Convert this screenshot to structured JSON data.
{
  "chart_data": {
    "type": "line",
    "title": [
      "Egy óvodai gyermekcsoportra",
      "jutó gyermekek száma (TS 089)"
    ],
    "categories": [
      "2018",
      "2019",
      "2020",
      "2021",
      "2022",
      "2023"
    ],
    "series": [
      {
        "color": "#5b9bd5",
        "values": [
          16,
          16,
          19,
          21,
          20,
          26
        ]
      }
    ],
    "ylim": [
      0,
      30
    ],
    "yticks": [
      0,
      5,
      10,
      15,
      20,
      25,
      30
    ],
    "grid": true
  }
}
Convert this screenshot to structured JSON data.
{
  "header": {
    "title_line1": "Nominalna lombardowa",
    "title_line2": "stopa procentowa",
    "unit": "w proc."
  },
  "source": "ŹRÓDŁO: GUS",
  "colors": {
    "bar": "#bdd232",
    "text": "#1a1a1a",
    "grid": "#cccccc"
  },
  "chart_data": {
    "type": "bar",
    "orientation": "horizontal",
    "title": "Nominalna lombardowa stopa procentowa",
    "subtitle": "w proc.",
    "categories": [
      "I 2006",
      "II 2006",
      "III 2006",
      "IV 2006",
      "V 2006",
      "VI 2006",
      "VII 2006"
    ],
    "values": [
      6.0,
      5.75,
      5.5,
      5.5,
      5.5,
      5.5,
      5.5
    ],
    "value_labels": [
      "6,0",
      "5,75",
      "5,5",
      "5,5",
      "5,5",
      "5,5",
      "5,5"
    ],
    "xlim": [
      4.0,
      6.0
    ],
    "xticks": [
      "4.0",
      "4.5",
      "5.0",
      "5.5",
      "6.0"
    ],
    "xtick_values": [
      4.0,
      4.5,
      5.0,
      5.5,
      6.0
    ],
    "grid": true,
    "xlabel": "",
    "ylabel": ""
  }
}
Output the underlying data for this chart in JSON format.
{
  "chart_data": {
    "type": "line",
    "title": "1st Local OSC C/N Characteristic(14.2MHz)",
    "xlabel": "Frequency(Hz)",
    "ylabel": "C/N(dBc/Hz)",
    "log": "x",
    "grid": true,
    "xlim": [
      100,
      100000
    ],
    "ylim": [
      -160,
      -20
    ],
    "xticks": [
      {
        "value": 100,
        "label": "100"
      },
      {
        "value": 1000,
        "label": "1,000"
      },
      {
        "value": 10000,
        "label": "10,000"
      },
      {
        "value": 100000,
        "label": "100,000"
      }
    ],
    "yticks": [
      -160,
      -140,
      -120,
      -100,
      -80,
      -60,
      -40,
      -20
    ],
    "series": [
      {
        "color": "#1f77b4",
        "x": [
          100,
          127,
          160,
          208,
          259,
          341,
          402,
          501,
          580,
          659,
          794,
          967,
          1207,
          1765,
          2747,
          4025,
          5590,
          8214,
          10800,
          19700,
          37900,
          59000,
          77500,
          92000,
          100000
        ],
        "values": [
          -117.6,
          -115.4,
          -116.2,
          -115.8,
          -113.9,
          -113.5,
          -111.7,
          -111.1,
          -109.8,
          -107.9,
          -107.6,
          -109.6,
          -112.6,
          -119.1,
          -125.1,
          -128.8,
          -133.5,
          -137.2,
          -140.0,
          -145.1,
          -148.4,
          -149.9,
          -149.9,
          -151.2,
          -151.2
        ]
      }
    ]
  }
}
□ □ □ □
§ Aim: Where a line contains "procentowa", copy that line.

§ Written response:
    "title_line2": "stopa procentowa",
    "title": "Nominalna lombardowa stopa procentowa",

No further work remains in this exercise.